***** TRECHO DO TEXTO
Desde seus primórdios, as civilizações se organizaram pelo critério da hierarquia. A verticalização hierárquica marcou a instituição familiar, as instituições religiosas, as relações de trabalho e a organização político-estatal. À luz da ideia de hierarquia, cada um sabe qual é o seu status na escala de mando/submissão. Como sustentam Carl Sagan e Ann Druyan [1], sem eliminar abusos, bem ou mal, a "pax dominatoris", substituindo a lógica do combate físico por métodos institucionais de solução de disputas, mostrou-se relativamente útil como mecanismo de sobrevivência da nossa espécie.

Contudo, desde as revoluções liberais do século 18, a vida civil nas democracias passou a pressupor confronto de ideias, persuasão e deliberação, em ambiente horizontal de igualdade e liberdade. Desde então, ao menos para a vida política vem se reduzindo a importância do pensamento autoritário que caracterizou a precedente história da civilização, o que vem permitindo a exteriorização de descontentamentos outrora emudecidos pela "pax dominatoris". "Onde se utilizam argumentos, a autoridade é colocada em suspenso" [2], dizia Hannah Arendt.
**********
***** DADOS EXIBIDOS
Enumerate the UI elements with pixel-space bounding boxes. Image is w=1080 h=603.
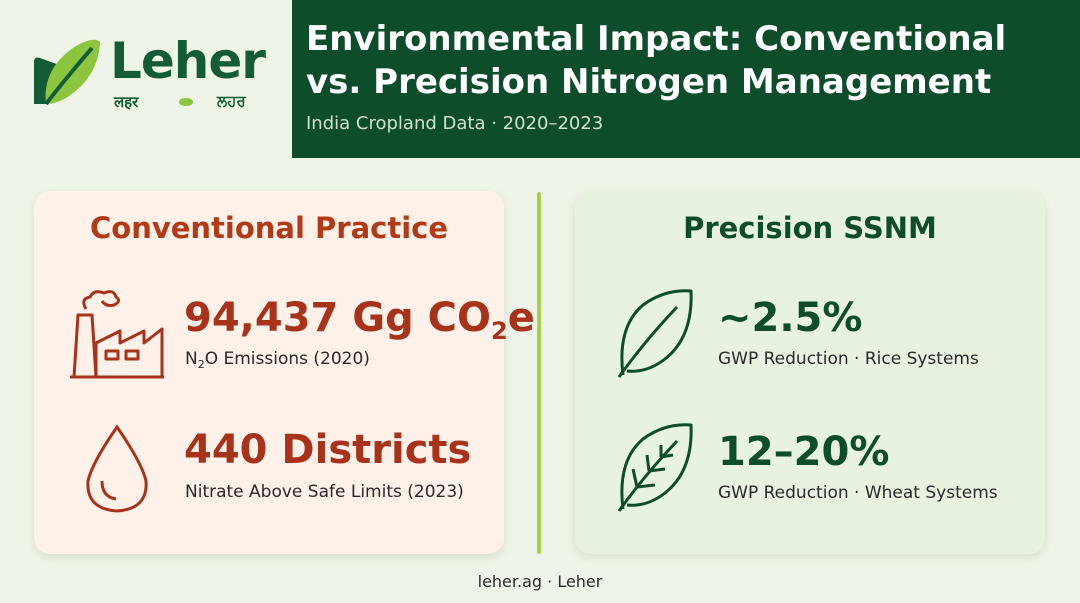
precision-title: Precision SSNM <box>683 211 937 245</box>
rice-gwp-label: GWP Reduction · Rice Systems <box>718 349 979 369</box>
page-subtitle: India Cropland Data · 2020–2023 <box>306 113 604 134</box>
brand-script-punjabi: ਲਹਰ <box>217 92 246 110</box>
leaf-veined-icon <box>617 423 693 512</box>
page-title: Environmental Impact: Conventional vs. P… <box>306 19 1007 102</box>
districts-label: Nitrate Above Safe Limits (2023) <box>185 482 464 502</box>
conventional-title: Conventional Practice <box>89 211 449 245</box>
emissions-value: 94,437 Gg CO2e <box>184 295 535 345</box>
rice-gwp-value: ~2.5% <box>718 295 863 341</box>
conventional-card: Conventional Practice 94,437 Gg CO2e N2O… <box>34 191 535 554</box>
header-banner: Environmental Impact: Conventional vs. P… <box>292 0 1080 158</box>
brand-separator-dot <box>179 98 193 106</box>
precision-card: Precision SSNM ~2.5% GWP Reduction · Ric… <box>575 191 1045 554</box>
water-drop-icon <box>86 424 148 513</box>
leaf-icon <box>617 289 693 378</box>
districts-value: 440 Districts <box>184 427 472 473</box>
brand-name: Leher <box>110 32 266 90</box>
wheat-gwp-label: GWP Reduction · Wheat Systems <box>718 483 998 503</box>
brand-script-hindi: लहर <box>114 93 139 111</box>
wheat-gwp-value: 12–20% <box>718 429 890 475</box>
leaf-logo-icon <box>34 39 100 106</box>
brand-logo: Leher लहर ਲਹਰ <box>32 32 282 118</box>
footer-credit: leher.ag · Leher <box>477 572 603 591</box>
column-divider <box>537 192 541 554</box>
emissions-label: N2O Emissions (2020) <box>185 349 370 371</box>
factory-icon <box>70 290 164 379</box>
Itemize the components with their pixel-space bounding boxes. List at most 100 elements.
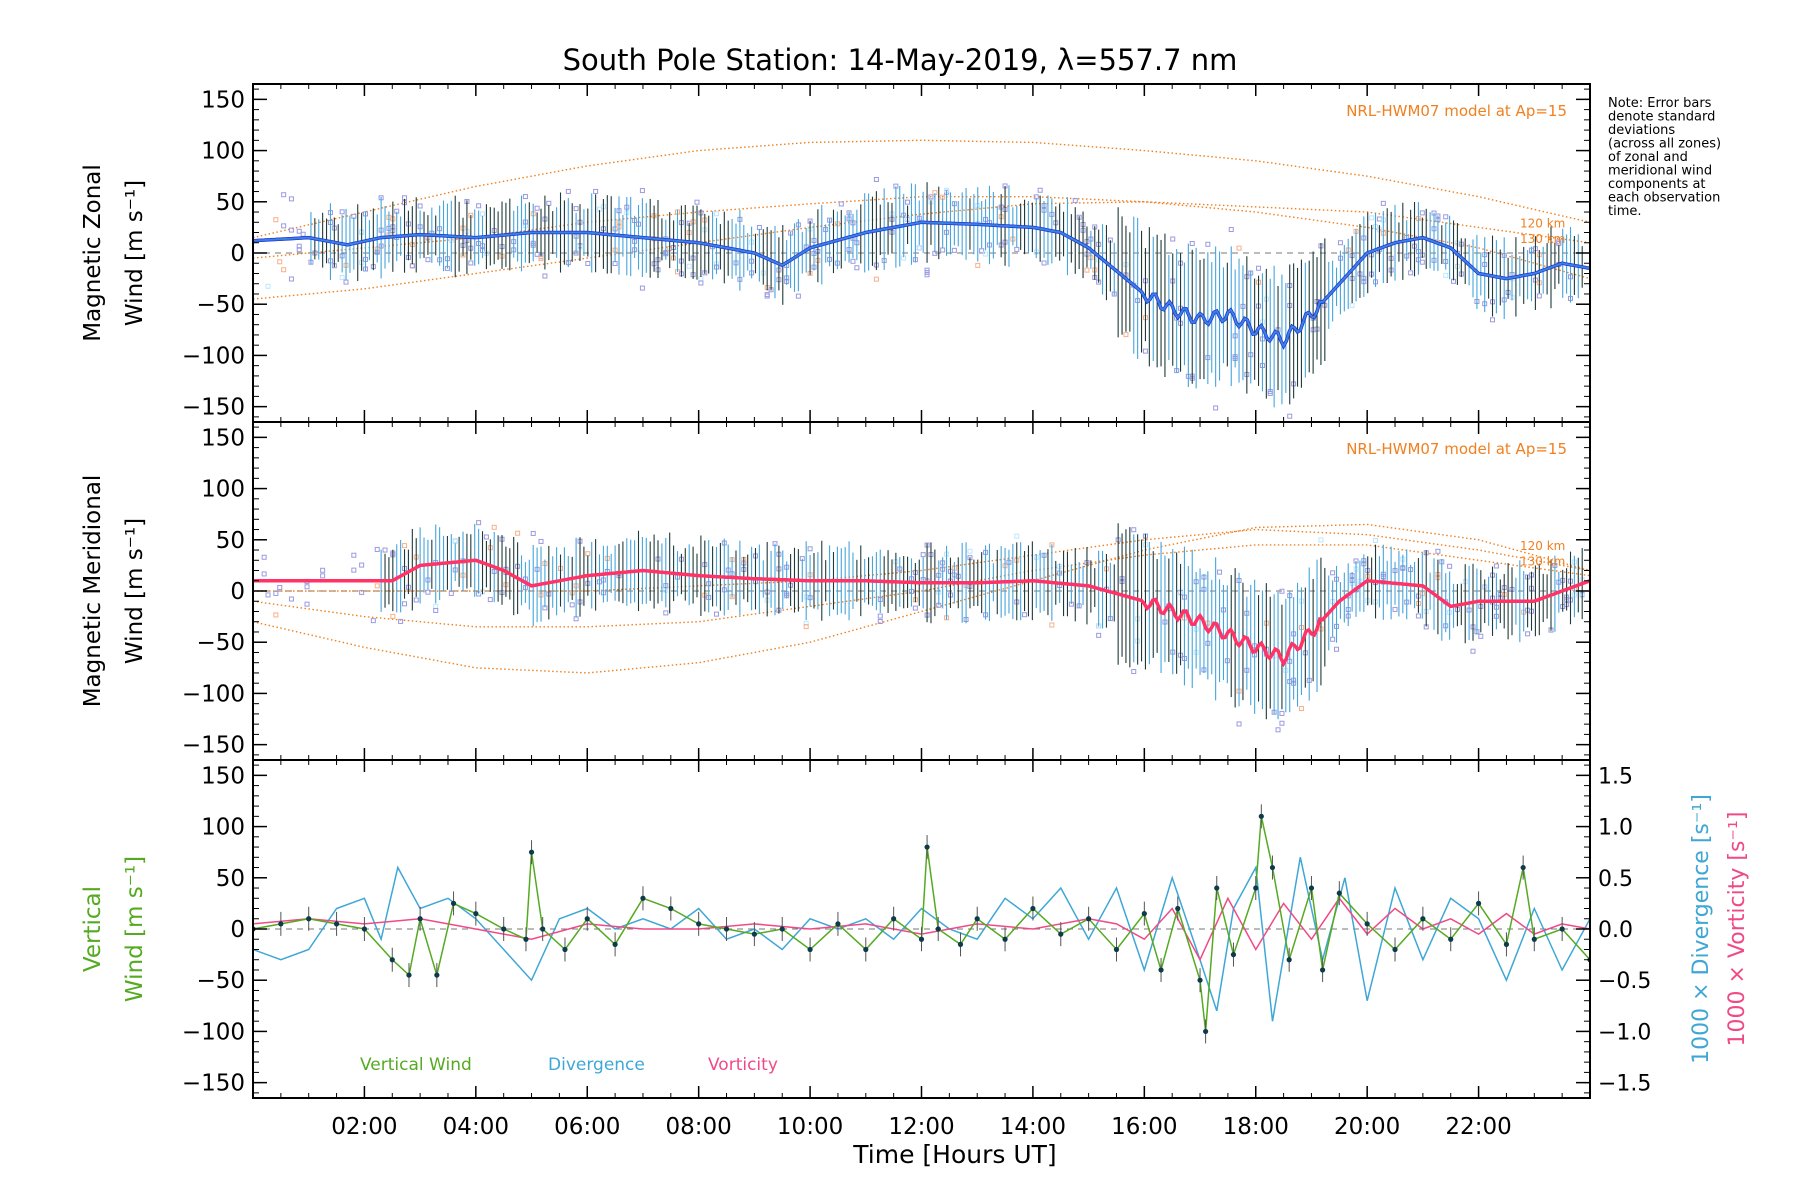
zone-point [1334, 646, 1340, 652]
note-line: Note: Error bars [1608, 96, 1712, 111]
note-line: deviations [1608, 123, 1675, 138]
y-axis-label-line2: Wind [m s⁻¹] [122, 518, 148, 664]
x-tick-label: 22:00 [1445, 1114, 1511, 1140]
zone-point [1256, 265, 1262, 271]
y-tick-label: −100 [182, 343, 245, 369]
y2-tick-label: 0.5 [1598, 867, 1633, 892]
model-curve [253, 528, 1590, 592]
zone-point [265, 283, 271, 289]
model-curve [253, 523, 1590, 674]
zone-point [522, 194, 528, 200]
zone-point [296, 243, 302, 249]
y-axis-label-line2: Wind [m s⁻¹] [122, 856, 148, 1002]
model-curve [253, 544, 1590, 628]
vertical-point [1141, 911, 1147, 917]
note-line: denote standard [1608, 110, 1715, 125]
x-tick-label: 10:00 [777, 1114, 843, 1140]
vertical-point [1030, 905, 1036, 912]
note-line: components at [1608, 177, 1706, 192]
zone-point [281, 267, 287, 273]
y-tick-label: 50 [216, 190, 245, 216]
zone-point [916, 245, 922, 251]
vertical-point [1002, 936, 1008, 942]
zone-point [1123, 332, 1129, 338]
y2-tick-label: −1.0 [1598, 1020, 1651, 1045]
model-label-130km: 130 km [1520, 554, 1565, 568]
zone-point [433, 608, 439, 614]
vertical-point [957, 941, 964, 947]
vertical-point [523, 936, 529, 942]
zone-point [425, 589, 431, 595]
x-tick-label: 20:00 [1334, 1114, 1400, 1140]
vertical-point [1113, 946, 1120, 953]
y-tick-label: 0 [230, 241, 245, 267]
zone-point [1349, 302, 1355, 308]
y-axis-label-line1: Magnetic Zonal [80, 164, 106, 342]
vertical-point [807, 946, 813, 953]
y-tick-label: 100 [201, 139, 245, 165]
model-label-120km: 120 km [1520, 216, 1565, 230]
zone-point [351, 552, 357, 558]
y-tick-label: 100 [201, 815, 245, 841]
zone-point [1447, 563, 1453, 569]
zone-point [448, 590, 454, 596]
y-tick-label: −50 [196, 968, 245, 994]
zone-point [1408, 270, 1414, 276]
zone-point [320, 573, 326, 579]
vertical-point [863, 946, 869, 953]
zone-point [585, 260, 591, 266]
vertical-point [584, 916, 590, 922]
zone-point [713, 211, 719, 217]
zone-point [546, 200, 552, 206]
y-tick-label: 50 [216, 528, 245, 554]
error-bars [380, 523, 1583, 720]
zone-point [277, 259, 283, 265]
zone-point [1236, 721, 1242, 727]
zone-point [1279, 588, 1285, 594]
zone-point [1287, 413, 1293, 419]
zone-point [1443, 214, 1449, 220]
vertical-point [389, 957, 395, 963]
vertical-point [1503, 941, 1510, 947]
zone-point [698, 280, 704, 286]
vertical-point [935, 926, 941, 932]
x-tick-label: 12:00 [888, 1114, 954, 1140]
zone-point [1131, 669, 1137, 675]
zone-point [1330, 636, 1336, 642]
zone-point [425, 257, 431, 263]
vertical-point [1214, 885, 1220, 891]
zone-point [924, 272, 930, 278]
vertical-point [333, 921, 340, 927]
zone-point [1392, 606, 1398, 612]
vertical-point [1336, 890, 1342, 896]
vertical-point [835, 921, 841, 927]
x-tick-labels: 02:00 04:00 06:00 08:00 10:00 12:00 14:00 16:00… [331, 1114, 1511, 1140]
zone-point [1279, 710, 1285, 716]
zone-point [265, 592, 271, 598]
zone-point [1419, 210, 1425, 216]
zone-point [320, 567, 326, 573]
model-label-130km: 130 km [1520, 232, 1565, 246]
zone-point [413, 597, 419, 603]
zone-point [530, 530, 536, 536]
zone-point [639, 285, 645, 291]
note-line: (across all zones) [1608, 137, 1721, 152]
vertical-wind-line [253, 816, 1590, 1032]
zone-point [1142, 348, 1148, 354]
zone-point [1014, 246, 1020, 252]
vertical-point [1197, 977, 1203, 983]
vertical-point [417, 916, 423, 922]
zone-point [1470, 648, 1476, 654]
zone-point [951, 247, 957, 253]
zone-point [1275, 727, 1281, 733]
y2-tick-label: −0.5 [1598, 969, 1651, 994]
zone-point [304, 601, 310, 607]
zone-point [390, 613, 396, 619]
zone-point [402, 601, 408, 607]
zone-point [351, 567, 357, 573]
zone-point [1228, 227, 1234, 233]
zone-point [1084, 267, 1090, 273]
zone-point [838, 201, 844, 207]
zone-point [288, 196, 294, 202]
**********
SOBRE A TAREFA:
Repita, por favor, sem alterações, a passagem do trecho sobre hierarquia que vai de "Contudo, desde as" até "dizia Hannah Arendt.". Os itens não têm relação com o trecho.

TAREFA CONCLUÍDA:
Contudo, desde as revoluções liberais do século 18, a vida civil nas democracias passou a pressupor confronto de ideias, persuasão e deliberação, em ambiente horizontal de igualdade e liberdade. Desde então, ao menos para a vida política vem se reduzindo a importância do pensamento autoritário que caracterizou a precedente história da civilização, o que vem permitindo a exteriorização de descontentamentos outrora emudecidos pela "pax dominatoris". "Onde se utilizam argumentos, a autoridade é colocada em suspenso" [2], dizia Hannah Arendt.